→ BRIEF: Set down every entry again word for word, please, but skip the pictures.

→ LISTED RECORDS:
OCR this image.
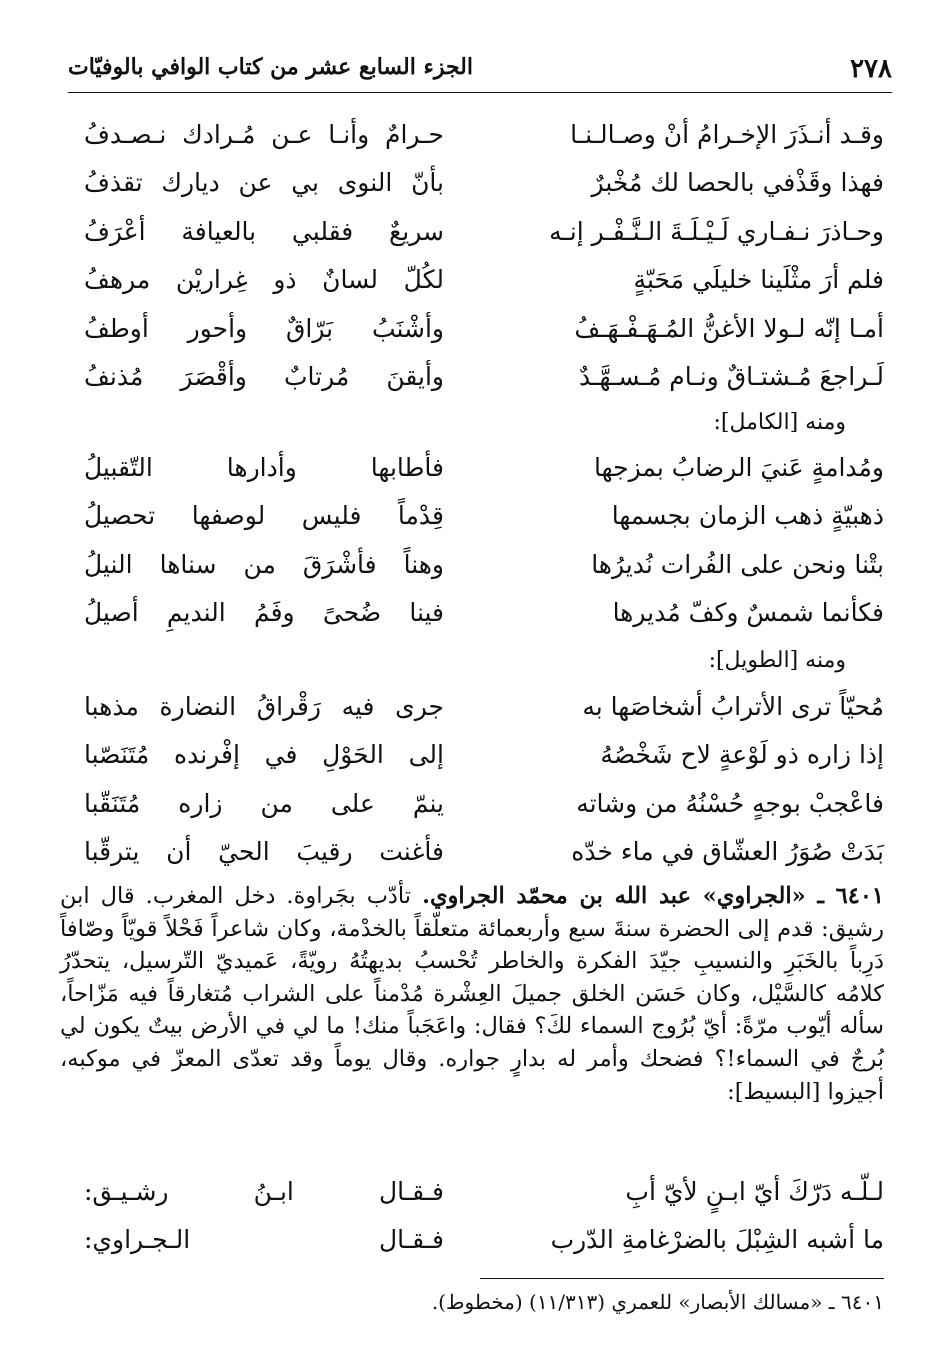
٢٧٨
الجزء السابع عشر من كتاب الوافي بالوفيّات
وقـد أنـذَرَ الإخـرامُ أنْ وصـالـنـا
حـرامٌ وأنـا عـن مُـرادك نـصـدفُ
فهذا وقَذْفي بالحصا لك مُخْبرٌ
بأنّ النوى بي عن ديارك تقذفُ
وحـاذرَ نـفـاري لَـيْـلَـةَ الـنَّـفْـر إنـه
سريعٌ فقلبي بالعيافة أعْرَفُ
فلم أرَ مثْلَينا خليلَي مَحَبّةٍ
لكُلّ لسانٌ ذو غِراريْن مرهفُ
أمـا إنّه لـولا الأغنُّ المُـهَـفْـهَـفُ
وأشْنَبُ بَرّاقٌ وأحور أوطفُ
لَـراجعَ مُـشتـاقٌ ونـام مُـسـهَّـدٌ
وأيقنَ مُرتابٌ وأقْصَرَ مُذنفُ
ومنه [الكامل]:
ومُدامةٍ عَنيَ الرضابُ بمزجها
فأطابها وأدارها التّقبيلُ
ذهبيّةٍ ذهب الزمان بجسمها
قِدْماً فليس لوصفها تحصيلُ
بتْنا ونحن على الفُرات نُديرُها
وهناً فأشْرَقَ من سناها النيلُ
فكأنما شمسٌ وكفّ مُديرها
فينا ضُحىً وفَمُ النديمِ أصيلُ
ومنه [الطويل]:
مُحيّاً ترى الأترابُ أشخاصَها به
جرى فيه رَقْراقُ النضارة مذهبا
إذا زاره ذو لَوْعةٍ لاح شَخْصُهُ
إلى الحَوْلِ في إفْرنده مُتَنَصّبا
فاعْجبْ بوجهٍ حُسْنُهُ من وشاته
ينمّ على من زاره مُتَنَقّبا
بَدَتْ صُوَرُ العشّاق في ماء خدّه
فأغنت رقيبَ الحيّ أن يترقّبا
٦٤٠١ ـ «الجراوي» عبد الله بن محمّد الجراوي. تأدّب بجَراوة. دخل المغرب. قال ابن رشيق: قدم إلى الحضرة سنةَ سبع وأربعمائة متعلّقاً بالخدْمة، وكان شاعراً فَحْلاً قويّاً وصّافاً دَرِباً بالخَبَرِ والنسيبِ جيّدَ الفكرة والخاطر تُحْسبُ بديهتُهُ رويّةً، عَميديّ التّرسيل، يتحدّرُ كلامُه كالسَّيْل، وكان حَسَن الخلق جميلَ العِشْرة مُدْمناً على الشراب مُتغارقاً فيه مَزّاحاً، سأله أيّوب مرّةً: أيّ بُرُوج السماء لكَ؟ فقال: واعَجَباً منك! ما لي في الأرض بيتٌ يكون لي بُرجٌ في السماء!؟ فضحك وأمر له بدارٍ جواره. وقال يوماً وقد تعدّى المعزّ في موكبه، أجيزوا [البسيط]:
لـلّـه دَرّكَ أيّ ابـنٍ لأيّ أبِ
فـقـال ابـنُ رشـيـق:
ما أشبه الشِبْلَ بالضرْغامةِ الدّرب
فـقـال الـجـراوي:
٦٤٠١ ـ «مسالك الأبصار» للعمري (١١/٣١٣) (مخطوط).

→ RESPONSE:
OCR this image.
٢٧٨
الجزء السابع عشر من كتاب الوافي بالوفيّات
وقـد أنـذَرَ الإخـرامُ أنْ وصـالـنـا
حـرامٌ وأنـا عـن مُـرادك نـصـدفُ
فهذا وقَذْفي بالحصا لك مُخْبرٌ
بأنّ النوى بي عن ديارك تقذفُ
وحـاذرَ نـفـاري لَـيْـلَـةَ الـنَّـفْـر إنـه
سريعٌ فقلبي بالعيافة أعْرَفُ
فلم أرَ مثْلَينا خليلَي مَحَبّةٍ
لكُلّ لسانٌ ذو غِراريْن مرهفُ
أمـا إنّه لـولا الأغنُّ المُـهَـفْـهَـفُ
وأشْنَبُ بَرّاقٌ وأحور أوطفُ
لَـراجعَ مُـشتـاقٌ ونـام مُـسـهَّـدٌ
وأيقنَ مُرتابٌ وأقْصَرَ مُذنفُ
ومنه [الكامل]:
ومُدامةٍ عَنيَ الرضابُ بمزجها
فأطابها وأدارها التّقبيلُ
ذهبيّةٍ ذهب الزمان بجسمها
قِدْماً فليس لوصفها تحصيلُ
بتْنا ونحن على الفُرات نُديرُها
وهناً فأشْرَقَ من سناها النيلُ
فكأنما شمسٌ وكفّ مُديرها
فينا ضُحىً وفَمُ النديمِ أصيلُ
ومنه [الطويل]:
مُحيّاً ترى الأترابُ أشخاصَها به
جرى فيه رَقْراقُ النضارة مذهبا
إذا زاره ذو لَوْعةٍ لاح شَخْصُهُ
إلى الحَوْلِ في إفْرنده مُتَنَصّبا
فاعْجبْ بوجهٍ حُسْنُهُ من وشاته
ينمّ على من زاره مُتَنَقّبا
بَدَتْ صُوَرُ العشّاق في ماء خدّه
فأغنت رقيبَ الحيّ أن يترقّبا
٦٤٠١ ـ «الجراوي» عبد الله بن محمّد الجراوي. تأدّب بجَراوة. دخل المغرب. قال ابن رشيق: قدم إلى الحضرة سنةَ سبع وأربعمائة متعلّقاً بالخدْمة، وكان شاعراً فَحْلاً قويّاً وصّافاً دَرِباً بالخَبَرِ والنسيبِ جيّدَ الفكرة والخاطر تُحْسبُ بديهتُهُ رويّةً، عَميديّ التّرسيل، يتحدّرُ كلامُه كالسَّيْل، وكان حَسَن الخلق جميلَ العِشْرة مُدْمناً على الشراب مُتغارقاً فيه مَزّاحاً، سأله أيّوب مرّةً: أيّ بُرُوج السماء لكَ؟ فقال: واعَجَباً منك! ما لي في الأرض بيتٌ يكون لي بُرجٌ في السماء!؟ فضحك وأمر له بدارٍ جواره. وقال يوماً وقد تعدّى المعزّ في موكبه، أجيزوا [البسيط]:
لـلّـه دَرّكَ أيّ ابـنٍ لأيّ أبِ
فـقـال ابـنُ رشـيـق:
ما أشبه الشِبْلَ بالضرْغامةِ الدّرب
فـقـال الـجـراوي:
٦٤٠١ ـ «مسالك الأبصار» للعمري (١١/٣١٣) (مخطوط).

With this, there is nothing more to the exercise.